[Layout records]
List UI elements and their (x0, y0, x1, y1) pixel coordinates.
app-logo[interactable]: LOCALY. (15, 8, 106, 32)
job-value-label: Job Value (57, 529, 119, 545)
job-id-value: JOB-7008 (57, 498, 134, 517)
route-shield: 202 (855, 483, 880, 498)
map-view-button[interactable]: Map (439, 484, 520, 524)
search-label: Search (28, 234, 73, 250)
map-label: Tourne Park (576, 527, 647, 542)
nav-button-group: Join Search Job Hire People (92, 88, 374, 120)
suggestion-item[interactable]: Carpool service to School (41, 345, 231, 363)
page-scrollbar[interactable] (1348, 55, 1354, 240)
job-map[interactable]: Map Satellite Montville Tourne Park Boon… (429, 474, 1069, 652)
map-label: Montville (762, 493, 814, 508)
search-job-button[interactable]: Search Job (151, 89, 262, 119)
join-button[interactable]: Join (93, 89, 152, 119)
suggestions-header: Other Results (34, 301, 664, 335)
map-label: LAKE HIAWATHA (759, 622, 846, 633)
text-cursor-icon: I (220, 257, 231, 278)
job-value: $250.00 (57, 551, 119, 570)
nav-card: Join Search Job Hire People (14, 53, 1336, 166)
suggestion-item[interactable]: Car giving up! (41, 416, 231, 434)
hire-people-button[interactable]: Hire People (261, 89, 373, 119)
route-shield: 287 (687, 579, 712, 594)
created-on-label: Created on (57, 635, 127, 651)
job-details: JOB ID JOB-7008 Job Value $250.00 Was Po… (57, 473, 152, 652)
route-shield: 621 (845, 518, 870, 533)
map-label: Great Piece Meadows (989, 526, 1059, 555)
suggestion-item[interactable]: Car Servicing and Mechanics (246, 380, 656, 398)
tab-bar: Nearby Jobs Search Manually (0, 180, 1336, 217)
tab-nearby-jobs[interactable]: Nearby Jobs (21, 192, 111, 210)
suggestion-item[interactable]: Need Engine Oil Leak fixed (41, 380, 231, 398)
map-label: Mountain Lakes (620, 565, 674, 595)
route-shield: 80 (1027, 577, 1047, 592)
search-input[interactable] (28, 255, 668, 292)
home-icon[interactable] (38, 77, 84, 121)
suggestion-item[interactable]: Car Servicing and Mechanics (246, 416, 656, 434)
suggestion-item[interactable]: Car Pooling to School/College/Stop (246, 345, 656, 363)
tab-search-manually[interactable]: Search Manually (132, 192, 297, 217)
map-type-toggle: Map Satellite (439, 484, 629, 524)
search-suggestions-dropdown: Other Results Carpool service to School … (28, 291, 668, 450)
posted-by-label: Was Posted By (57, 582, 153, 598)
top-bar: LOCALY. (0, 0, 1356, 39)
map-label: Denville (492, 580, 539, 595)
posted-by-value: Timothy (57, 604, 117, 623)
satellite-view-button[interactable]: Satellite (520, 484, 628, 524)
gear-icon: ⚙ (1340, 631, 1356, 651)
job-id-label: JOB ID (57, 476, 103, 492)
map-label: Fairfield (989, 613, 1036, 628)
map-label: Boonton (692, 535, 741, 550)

Instructions to follow
Repeat every line of the entries above word for word.

Reply to the task
List UI elements and their (x0, y0, x1, y1) pixel coordinates.
app-logo[interactable]: LOCALY. (15, 8, 106, 32)
job-value-label: Job Value (57, 529, 119, 545)
job-id-value: JOB-7008 (57, 498, 134, 517)
route-shield: 202 (855, 483, 880, 498)
map-view-button[interactable]: Map (439, 484, 520, 524)
search-label: Search (28, 234, 73, 250)
map-label: Tourne Park (576, 527, 647, 542)
nav-button-group: Join Search Job Hire People (92, 88, 374, 120)
suggestion-item[interactable]: Carpool service to School (41, 345, 231, 363)
page-scrollbar[interactable] (1348, 55, 1354, 240)
job-map[interactable]: Map Satellite Montville Tourne Park Boon… (429, 474, 1069, 652)
map-label: Montville (762, 493, 814, 508)
search-job-button[interactable]: Search Job (151, 89, 262, 119)
join-button[interactable]: Join (93, 89, 152, 119)
suggestions-header: Other Results (34, 301, 664, 335)
map-label: LAKE HIAWATHA (759, 622, 846, 633)
text-cursor-icon: I (220, 257, 231, 278)
job-value: $250.00 (57, 551, 119, 570)
nav-card: Join Search Job Hire People (14, 53, 1336, 166)
suggestion-item[interactable]: Car giving up! (41, 416, 231, 434)
hire-people-button[interactable]: Hire People (261, 89, 373, 119)
route-shield: 287 (687, 579, 712, 594)
created-on-label: Created on (57, 635, 127, 651)
job-details: JOB ID JOB-7008 Job Value $250.00 Was Po… (57, 473, 152, 652)
route-shield: 621 (845, 518, 870, 533)
map-label: Great Piece Meadows (989, 526, 1059, 555)
suggestion-item[interactable]: Car Servicing and Mechanics (246, 380, 656, 398)
tab-bar: Nearby Jobs Search Manually (0, 180, 1336, 217)
tab-nearby-jobs[interactable]: Nearby Jobs (21, 192, 111, 210)
suggestion-item[interactable]: Need Engine Oil Leak fixed (41, 380, 231, 398)
map-label: Mountain Lakes (620, 565, 674, 595)
route-shield: 80 (1027, 577, 1047, 592)
search-input[interactable] (28, 255, 668, 292)
home-icon[interactable] (38, 77, 84, 121)
suggestion-item[interactable]: Car Servicing and Mechanics (246, 416, 656, 434)
suggestion-item[interactable]: Car Pooling to School/College/Stop (246, 345, 656, 363)
tab-search-manually[interactable]: Search Manually (132, 192, 297, 217)
map-type-toggle: Map Satellite (439, 484, 629, 524)
search-suggestions-dropdown: Other Results Carpool service to School … (28, 291, 668, 450)
posted-by-label: Was Posted By (57, 582, 153, 598)
top-bar: LOCALY. (0, 0, 1356, 39)
map-label: Denville (492, 580, 539, 595)
posted-by-value: Timothy (57, 604, 117, 623)
satellite-view-button[interactable]: Satellite (520, 484, 628, 524)
gear-icon: ⚙ (1340, 631, 1356, 651)
job-id-label: JOB ID (57, 476, 103, 492)
map-label: Fairfield (989, 613, 1036, 628)
map-label: Boonton (692, 535, 741, 550)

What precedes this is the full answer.